Problem to solve: Show all lines that include the string "бокового"; copy each one.
--*--
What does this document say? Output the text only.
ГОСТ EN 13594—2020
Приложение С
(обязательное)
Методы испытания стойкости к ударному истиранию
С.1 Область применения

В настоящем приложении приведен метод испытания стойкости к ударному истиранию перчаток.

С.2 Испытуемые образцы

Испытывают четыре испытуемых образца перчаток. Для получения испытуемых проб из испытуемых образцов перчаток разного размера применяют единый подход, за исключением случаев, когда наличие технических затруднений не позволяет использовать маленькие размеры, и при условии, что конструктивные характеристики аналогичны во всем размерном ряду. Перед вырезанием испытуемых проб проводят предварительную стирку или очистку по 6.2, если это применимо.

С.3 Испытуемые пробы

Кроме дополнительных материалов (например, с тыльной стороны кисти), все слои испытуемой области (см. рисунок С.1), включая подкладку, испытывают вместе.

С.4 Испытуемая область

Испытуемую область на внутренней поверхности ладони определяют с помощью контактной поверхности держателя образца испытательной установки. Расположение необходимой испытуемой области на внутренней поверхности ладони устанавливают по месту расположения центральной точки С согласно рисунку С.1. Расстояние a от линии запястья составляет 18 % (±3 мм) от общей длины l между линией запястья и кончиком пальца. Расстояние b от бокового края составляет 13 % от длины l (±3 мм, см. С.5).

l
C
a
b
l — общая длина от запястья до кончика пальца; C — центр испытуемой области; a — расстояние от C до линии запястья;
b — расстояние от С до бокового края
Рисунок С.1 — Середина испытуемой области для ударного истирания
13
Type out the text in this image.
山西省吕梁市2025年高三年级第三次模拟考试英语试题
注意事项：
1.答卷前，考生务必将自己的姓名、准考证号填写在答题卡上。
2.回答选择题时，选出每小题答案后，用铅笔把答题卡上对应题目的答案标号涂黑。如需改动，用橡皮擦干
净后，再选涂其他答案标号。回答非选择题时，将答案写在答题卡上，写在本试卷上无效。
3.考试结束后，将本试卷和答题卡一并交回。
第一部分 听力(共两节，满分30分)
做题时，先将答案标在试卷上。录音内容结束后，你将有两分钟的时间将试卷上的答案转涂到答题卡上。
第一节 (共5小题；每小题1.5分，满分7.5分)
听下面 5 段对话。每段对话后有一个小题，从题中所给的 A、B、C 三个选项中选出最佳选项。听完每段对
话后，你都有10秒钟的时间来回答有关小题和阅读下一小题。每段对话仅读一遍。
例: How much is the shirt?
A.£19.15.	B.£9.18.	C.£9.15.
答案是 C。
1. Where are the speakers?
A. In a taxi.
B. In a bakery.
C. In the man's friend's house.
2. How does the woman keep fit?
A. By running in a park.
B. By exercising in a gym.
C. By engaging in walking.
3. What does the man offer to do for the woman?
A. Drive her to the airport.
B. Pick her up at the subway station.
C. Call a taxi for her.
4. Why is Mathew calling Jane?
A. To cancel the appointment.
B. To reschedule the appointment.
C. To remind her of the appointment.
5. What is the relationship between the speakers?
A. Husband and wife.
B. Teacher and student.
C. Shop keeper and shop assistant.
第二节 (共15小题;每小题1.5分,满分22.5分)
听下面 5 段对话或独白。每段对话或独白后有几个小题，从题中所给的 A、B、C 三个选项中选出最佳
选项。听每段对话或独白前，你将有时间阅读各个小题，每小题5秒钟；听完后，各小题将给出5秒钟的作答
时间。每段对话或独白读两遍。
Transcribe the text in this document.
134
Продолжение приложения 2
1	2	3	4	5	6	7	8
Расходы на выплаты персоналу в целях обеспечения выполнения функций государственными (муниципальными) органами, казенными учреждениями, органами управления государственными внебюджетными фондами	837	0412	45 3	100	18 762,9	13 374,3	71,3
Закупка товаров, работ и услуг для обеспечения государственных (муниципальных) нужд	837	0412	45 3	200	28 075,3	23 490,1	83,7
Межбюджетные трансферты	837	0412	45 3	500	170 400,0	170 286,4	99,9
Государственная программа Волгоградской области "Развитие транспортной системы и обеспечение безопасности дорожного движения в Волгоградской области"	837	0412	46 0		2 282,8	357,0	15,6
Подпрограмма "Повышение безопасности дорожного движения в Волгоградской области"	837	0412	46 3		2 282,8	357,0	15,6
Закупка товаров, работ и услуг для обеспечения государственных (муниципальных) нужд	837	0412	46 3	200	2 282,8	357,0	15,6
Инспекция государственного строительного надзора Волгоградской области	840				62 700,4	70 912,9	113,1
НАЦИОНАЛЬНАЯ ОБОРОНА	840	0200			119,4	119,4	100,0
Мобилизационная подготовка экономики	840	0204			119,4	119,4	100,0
--*--
Solution to the exercise:
Испытуемую область на внутренней поверхности ладони определяют с помощью контактной поверхности держателя образца испытательной установки. Расположение необходимой испытуемой области на внутренней поверхности ладони устанавливают по месту расположения центральной точки С согласно рисунку С.1. Расстояние a от линии запястья составляет 18 % (±3 мм) от общей длины l между линией запястья и кончиком пальца. Расстояние b от бокового края составляет 13 % от длины l (±3 мм, см. С.5).
b — расстояние от С до бокового края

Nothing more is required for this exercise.